_TASK DESCRIPTION_. Extract every line of the records below that contains the string "left", matching case exactly.
# MATERIAL start
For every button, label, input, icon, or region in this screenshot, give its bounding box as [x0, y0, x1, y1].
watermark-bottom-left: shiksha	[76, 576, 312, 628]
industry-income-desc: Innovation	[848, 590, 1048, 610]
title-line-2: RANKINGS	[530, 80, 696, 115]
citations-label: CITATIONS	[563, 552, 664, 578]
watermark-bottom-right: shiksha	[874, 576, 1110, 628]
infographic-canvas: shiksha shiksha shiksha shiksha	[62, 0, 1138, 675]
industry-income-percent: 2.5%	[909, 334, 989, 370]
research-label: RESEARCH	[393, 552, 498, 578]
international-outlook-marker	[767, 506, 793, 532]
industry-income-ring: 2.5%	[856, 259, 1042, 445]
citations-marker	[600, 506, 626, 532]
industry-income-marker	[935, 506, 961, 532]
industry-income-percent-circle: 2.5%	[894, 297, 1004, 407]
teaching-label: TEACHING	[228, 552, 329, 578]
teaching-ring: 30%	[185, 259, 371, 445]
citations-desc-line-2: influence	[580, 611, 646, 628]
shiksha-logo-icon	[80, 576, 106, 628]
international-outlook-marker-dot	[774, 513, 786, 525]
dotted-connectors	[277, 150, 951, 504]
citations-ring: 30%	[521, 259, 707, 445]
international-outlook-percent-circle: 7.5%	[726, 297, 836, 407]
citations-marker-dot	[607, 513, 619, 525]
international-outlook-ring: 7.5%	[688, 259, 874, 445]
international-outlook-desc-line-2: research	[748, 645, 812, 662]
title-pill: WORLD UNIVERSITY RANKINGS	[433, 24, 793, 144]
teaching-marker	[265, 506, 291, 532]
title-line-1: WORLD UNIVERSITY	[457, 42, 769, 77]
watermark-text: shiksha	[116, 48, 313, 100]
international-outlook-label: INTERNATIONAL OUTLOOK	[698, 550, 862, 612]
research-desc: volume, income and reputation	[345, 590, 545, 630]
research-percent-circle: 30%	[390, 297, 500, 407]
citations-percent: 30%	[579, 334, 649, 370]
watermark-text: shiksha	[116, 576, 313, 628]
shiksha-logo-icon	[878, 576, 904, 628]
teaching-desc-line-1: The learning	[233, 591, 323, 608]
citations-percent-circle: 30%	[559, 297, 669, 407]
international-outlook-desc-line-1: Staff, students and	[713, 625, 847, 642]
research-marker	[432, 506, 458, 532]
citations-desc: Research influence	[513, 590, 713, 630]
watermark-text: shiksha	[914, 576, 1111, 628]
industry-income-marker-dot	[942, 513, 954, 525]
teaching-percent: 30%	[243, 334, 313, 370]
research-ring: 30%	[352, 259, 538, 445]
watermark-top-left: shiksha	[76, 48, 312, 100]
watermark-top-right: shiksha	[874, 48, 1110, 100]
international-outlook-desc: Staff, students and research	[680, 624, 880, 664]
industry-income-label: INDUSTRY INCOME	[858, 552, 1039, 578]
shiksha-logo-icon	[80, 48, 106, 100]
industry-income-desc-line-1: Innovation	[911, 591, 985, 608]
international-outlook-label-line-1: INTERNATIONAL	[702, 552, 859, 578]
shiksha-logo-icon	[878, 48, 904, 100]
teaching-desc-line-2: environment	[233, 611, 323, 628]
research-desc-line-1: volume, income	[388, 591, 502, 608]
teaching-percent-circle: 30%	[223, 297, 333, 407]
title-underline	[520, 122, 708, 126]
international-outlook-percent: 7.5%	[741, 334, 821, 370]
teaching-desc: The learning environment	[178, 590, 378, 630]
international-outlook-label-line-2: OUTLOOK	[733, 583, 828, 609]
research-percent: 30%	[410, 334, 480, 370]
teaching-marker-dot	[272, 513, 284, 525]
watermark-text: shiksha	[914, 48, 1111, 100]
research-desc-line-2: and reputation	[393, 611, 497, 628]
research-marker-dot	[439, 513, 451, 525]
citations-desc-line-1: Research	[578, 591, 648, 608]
# MATERIAL end
# MATERIAL start
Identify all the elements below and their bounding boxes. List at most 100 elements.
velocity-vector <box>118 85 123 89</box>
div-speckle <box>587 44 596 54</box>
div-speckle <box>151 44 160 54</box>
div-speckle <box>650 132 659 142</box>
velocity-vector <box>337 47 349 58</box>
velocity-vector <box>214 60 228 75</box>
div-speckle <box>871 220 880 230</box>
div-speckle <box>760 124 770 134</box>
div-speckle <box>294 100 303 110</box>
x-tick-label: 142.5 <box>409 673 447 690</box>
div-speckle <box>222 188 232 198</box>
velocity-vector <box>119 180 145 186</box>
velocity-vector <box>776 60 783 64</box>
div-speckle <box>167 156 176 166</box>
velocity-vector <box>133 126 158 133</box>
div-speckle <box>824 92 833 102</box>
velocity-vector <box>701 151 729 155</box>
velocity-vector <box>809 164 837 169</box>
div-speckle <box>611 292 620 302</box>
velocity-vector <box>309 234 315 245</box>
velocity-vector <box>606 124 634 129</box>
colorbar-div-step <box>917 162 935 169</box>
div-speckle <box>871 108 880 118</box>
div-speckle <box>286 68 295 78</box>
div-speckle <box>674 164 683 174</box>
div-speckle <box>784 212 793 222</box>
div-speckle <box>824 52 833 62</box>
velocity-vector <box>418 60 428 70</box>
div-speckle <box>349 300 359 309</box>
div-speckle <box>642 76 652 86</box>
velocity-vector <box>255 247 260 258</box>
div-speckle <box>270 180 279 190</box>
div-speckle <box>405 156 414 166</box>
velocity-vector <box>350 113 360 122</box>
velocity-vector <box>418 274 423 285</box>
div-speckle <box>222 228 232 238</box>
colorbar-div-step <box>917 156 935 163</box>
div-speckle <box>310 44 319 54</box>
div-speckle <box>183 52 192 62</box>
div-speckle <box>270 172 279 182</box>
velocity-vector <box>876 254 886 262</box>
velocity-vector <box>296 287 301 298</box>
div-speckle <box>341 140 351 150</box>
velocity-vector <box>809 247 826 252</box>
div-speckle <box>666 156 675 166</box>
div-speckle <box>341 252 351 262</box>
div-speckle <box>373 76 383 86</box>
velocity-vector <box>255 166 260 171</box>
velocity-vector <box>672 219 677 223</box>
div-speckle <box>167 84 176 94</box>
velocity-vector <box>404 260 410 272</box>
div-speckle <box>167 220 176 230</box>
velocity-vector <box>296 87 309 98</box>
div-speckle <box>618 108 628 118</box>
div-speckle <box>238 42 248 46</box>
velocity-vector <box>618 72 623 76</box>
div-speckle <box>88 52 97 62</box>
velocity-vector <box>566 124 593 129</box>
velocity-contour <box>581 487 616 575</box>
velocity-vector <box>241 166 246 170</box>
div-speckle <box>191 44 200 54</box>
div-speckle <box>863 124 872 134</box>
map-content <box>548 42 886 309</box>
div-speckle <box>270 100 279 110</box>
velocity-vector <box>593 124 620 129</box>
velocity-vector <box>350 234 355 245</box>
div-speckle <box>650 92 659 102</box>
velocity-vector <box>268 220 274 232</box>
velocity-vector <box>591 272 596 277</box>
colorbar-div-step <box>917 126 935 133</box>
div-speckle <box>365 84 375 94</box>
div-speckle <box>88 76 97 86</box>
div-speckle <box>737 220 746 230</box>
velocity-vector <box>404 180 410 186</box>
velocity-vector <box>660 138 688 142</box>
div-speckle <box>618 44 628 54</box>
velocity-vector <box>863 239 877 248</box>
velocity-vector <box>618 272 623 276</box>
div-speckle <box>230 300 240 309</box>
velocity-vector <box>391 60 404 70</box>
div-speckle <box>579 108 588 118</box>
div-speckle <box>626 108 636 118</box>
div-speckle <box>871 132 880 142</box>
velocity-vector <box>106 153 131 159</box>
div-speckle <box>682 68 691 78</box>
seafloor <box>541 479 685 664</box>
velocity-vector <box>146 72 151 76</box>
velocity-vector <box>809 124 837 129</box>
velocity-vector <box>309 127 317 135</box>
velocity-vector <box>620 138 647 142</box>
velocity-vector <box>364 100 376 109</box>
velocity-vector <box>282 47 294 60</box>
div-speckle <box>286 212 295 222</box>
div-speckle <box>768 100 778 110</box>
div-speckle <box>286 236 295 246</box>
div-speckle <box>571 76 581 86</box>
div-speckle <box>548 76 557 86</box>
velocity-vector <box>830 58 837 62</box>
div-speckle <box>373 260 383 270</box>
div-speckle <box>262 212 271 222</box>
# MATERIAL end
# MATERIAL start
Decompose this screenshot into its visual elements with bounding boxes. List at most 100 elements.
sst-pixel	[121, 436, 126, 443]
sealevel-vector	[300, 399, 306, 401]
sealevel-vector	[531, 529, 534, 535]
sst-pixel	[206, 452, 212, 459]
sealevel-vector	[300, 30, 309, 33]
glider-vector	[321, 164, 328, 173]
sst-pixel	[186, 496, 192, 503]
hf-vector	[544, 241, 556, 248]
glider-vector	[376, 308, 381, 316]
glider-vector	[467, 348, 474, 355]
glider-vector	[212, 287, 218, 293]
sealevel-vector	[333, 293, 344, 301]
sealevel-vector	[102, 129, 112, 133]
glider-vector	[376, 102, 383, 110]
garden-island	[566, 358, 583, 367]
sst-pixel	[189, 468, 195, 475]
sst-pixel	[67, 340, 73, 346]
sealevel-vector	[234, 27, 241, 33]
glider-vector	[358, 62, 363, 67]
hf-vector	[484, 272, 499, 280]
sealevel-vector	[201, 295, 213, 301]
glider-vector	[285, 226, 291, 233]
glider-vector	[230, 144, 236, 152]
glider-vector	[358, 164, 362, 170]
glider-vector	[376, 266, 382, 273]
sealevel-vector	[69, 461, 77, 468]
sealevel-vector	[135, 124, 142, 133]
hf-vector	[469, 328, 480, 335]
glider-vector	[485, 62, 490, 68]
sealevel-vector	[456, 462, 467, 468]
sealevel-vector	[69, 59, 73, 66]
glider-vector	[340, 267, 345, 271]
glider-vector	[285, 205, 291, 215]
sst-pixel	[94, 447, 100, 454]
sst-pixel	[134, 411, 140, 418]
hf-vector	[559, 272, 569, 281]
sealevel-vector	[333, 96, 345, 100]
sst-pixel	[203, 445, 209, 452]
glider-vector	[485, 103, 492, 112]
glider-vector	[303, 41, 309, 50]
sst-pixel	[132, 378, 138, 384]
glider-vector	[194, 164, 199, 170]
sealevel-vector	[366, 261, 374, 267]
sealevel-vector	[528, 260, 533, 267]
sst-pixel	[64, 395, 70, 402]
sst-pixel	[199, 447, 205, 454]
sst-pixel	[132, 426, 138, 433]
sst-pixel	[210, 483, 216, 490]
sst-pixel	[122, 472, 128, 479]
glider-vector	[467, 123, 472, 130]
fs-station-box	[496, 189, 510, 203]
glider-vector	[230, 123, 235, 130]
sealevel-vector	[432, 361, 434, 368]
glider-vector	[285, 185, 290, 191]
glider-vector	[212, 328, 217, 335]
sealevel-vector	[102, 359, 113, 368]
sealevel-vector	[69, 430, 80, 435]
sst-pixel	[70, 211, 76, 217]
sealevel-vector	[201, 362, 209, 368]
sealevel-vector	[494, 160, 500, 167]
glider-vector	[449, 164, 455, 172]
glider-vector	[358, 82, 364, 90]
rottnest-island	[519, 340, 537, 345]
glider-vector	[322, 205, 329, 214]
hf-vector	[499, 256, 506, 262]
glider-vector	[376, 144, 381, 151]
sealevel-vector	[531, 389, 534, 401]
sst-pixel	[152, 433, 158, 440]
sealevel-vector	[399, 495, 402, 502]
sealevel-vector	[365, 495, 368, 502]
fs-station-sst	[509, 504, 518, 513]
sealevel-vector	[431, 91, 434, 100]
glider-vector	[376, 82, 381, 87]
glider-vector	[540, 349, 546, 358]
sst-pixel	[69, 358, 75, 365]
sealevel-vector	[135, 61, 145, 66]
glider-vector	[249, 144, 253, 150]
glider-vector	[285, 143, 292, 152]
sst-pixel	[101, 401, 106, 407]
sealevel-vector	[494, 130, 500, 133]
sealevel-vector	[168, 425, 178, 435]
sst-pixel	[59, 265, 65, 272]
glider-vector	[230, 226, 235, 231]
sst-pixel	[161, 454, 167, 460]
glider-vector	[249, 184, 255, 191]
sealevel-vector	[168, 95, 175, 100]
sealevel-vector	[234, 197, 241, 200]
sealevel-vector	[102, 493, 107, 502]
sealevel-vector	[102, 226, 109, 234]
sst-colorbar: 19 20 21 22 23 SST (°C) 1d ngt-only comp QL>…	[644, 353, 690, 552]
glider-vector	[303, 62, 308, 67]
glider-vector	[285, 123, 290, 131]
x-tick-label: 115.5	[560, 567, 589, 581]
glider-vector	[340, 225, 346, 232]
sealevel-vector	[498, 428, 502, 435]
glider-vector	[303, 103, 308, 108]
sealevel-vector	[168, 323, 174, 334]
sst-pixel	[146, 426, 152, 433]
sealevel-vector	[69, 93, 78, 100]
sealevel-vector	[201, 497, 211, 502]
# MATERIAL end
_RESPONSE TO THE TASK_.
watermark-bottom-left: shiksha	[76, 576, 312, 628]
watermark-top-left: shiksha	[76, 48, 312, 100]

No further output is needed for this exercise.